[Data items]
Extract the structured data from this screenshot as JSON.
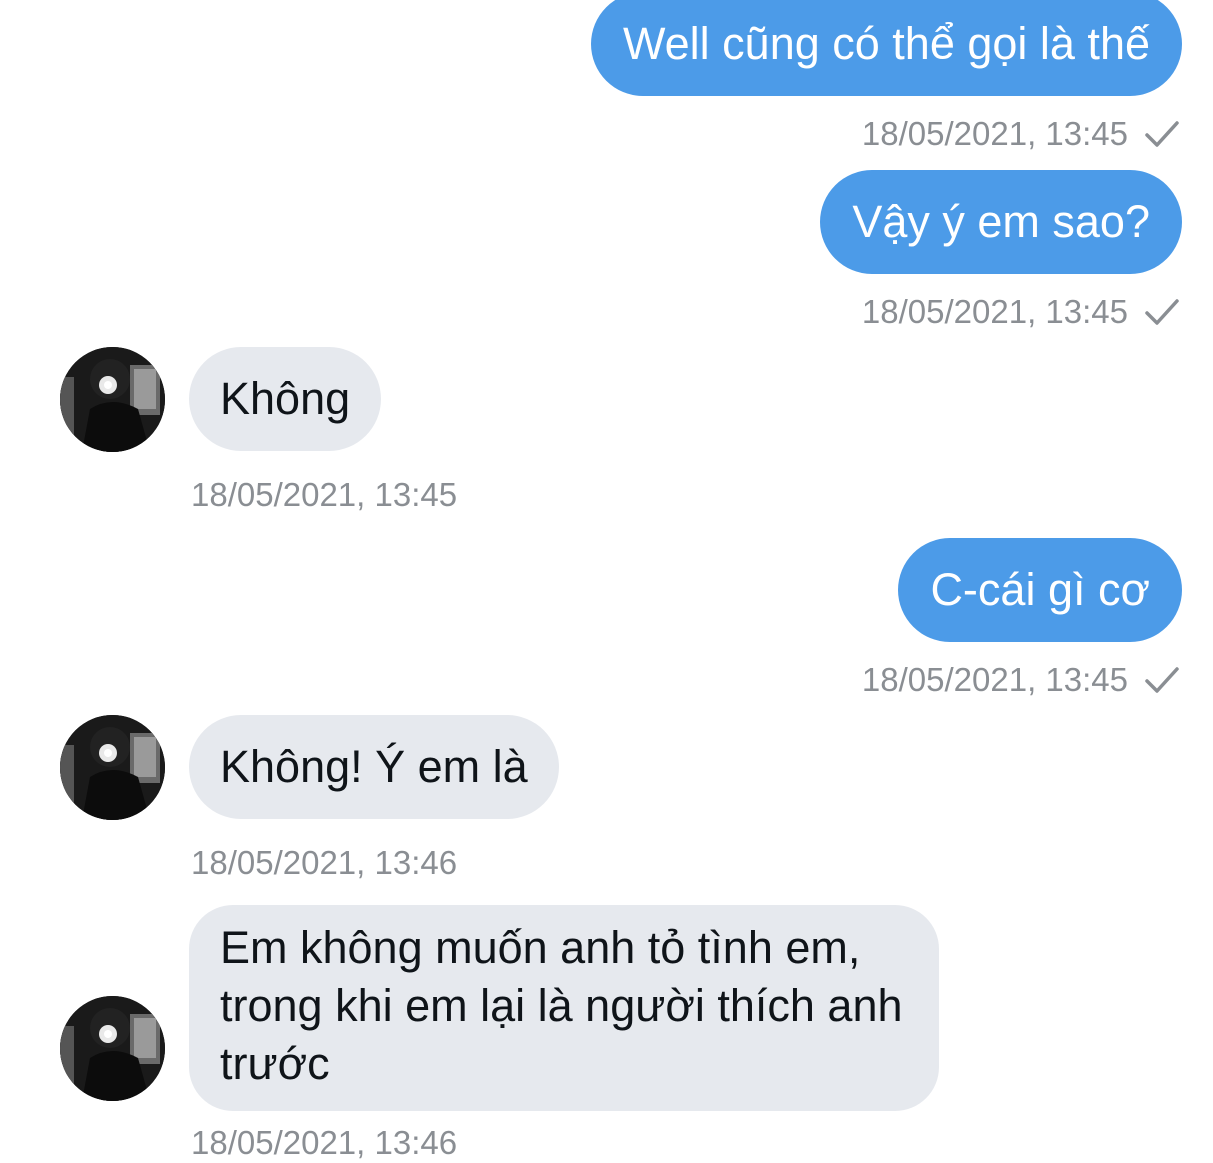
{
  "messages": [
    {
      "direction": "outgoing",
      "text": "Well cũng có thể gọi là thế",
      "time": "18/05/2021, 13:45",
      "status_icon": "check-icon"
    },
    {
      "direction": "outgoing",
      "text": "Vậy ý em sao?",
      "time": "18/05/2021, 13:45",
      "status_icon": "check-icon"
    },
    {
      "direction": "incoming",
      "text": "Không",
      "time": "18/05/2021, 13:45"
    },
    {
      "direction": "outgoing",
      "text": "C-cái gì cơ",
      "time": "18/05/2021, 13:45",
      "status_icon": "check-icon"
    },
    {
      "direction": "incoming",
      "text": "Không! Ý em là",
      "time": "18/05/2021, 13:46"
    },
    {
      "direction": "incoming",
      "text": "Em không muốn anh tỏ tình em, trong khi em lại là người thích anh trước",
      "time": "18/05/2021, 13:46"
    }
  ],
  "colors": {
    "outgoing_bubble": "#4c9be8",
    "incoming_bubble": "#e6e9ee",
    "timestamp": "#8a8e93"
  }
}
---
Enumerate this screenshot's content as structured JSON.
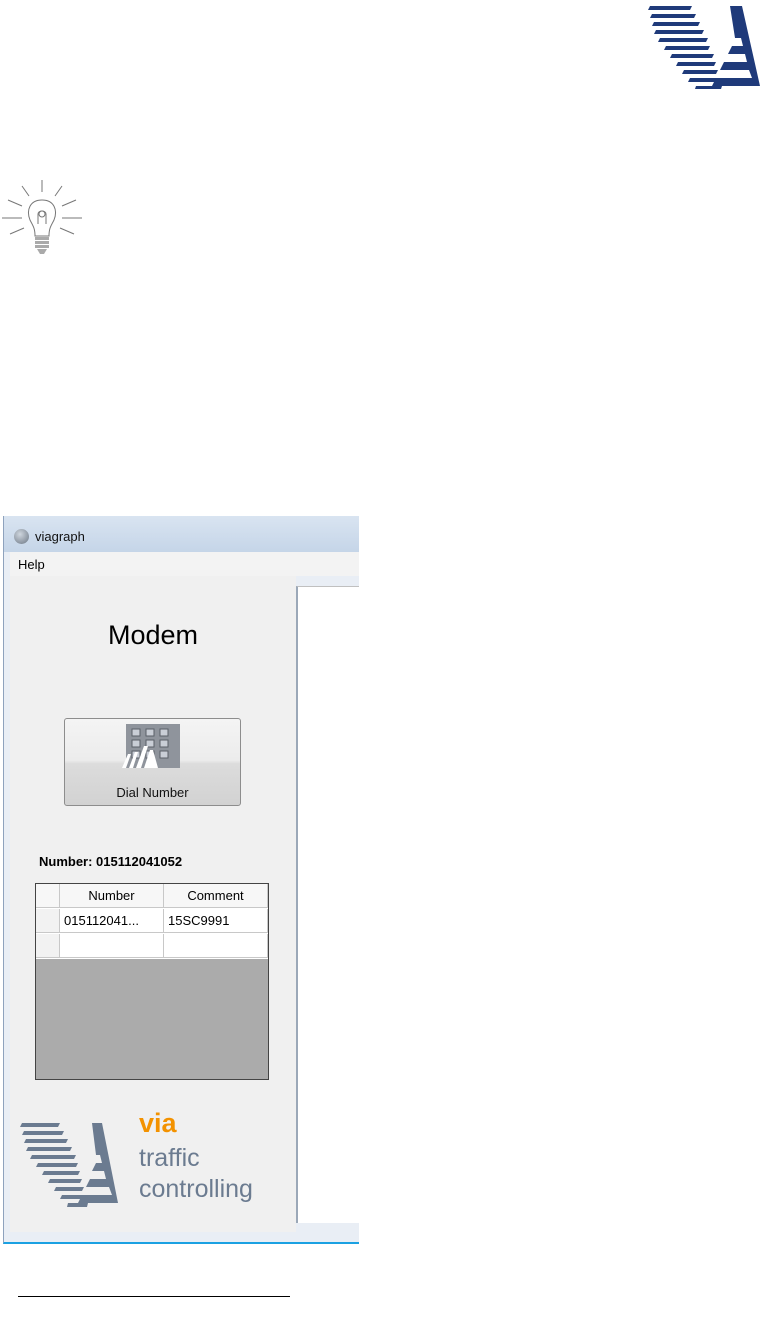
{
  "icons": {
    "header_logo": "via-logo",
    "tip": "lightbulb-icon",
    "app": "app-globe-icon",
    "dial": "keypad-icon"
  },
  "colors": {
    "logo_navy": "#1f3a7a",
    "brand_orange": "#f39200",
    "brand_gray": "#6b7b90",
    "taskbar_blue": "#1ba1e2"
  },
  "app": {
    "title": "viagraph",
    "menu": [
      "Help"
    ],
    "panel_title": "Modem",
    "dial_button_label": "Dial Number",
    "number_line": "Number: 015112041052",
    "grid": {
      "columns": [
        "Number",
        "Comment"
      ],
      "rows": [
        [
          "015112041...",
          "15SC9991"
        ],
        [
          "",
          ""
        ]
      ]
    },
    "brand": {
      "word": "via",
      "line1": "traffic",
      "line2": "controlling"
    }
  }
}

To do
Look through the data above. Copy every line with the string "Number" in it.

Task output
    "dial_button_label": "Dial Number",
    "number_line": "Number: 015112041052",
        "Number",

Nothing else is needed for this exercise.